--- INSTRUCTIONS TO FOLLOW ---
Your task is to give the listing below back word for word, pictures excluded.

--- AVAILABLE DATA ---

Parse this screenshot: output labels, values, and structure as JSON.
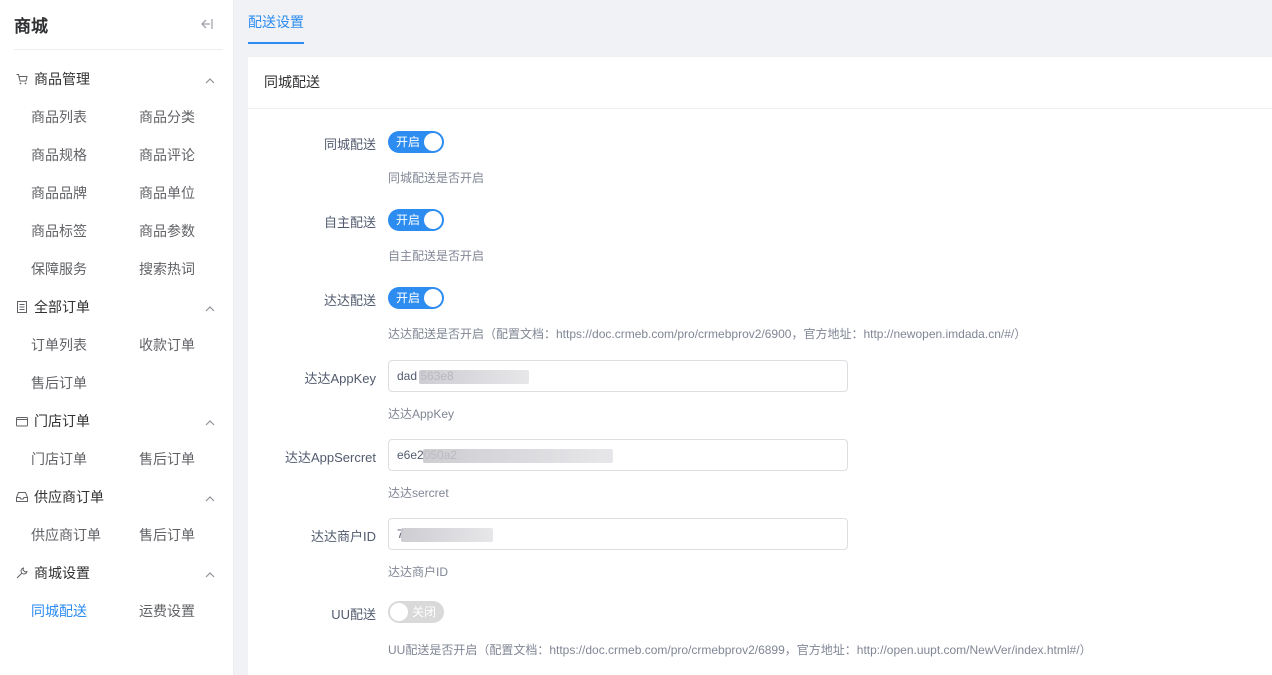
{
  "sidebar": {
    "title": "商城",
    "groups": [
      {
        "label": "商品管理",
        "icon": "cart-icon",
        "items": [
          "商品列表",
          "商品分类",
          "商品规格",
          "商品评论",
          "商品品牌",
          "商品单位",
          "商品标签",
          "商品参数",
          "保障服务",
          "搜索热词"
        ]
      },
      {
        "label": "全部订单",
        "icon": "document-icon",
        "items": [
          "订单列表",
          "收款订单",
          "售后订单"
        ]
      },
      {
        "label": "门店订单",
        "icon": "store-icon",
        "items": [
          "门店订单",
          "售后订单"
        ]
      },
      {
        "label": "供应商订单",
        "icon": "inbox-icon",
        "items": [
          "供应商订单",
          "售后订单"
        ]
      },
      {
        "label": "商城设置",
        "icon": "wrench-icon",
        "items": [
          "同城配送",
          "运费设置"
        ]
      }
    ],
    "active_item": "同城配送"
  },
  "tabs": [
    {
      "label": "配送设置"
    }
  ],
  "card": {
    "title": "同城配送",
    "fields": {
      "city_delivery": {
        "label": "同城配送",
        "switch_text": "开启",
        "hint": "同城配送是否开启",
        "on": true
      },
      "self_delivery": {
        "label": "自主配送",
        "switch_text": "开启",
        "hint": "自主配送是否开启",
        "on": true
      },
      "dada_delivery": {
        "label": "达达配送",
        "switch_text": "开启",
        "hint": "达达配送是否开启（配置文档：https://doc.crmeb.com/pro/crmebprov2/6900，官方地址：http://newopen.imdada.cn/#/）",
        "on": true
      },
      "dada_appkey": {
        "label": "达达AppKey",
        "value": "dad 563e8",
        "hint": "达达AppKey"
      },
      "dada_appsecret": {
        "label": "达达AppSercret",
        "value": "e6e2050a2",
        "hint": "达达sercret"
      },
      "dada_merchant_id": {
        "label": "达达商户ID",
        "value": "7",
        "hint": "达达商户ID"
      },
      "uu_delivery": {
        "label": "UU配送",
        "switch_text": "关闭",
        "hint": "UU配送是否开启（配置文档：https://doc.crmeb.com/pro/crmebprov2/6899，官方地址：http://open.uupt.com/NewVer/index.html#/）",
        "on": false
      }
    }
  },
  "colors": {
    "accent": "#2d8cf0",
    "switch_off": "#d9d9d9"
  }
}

--- SOLUTION TO THIS TASK ---
Parse this screenshot: output labels, values, and structure as JSON.
{
  "sidebar": {
    "title": "商城",
    "groups": [
      {
        "label": "商品管理",
        "icon": "cart-icon",
        "items": [
          "商品列表",
          "商品分类",
          "商品规格",
          "商品评论",
          "商品品牌",
          "商品单位",
          "商品标签",
          "商品参数",
          "保障服务",
          "搜索热词"
        ]
      },
      {
        "label": "全部订单",
        "icon": "document-icon",
        "items": [
          "订单列表",
          "收款订单",
          "售后订单"
        ]
      },
      {
        "label": "门店订单",
        "icon": "store-icon",
        "items": [
          "门店订单",
          "售后订单"
        ]
      },
      {
        "label": "供应商订单",
        "icon": "inbox-icon",
        "items": [
          "供应商订单",
          "售后订单"
        ]
      },
      {
        "label": "商城设置",
        "icon": "wrench-icon",
        "items": [
          "同城配送",
          "运费设置"
        ]
      }
    ],
    "active_item": "同城配送"
  },
  "tabs": [
    {
      "label": "配送设置"
    }
  ],
  "card": {
    "title": "同城配送",
    "fields": {
      "city_delivery": {
        "label": "同城配送",
        "switch_text": "开启",
        "hint": "同城配送是否开启",
        "on": true
      },
      "self_delivery": {
        "label": "自主配送",
        "switch_text": "开启",
        "hint": "自主配送是否开启",
        "on": true
      },
      "dada_delivery": {
        "label": "达达配送",
        "switch_text": "开启",
        "hint": "达达配送是否开启（配置文档：https://doc.crmeb.com/pro/crmebprov2/6900，官方地址：http://newopen.imdada.cn/#/）",
        "on": true
      },
      "dada_appkey": {
        "label": "达达AppKey",
        "value": "dad 563e8",
        "hint": "达达AppKey"
      },
      "dada_appsecret": {
        "label": "达达AppSercret",
        "value": "e6e2050a2",
        "hint": "达达sercret"
      },
      "dada_merchant_id": {
        "label": "达达商户ID",
        "value": "7",
        "hint": "达达商户ID"
      },
      "uu_delivery": {
        "label": "UU配送",
        "switch_text": "关闭",
        "hint": "UU配送是否开启（配置文档：https://doc.crmeb.com/pro/crmebprov2/6899，官方地址：http://open.uupt.com/NewVer/index.html#/）",
        "on": false
      }
    }
  },
  "colors": {
    "accent": "#2d8cf0",
    "switch_off": "#d9d9d9"
  }
}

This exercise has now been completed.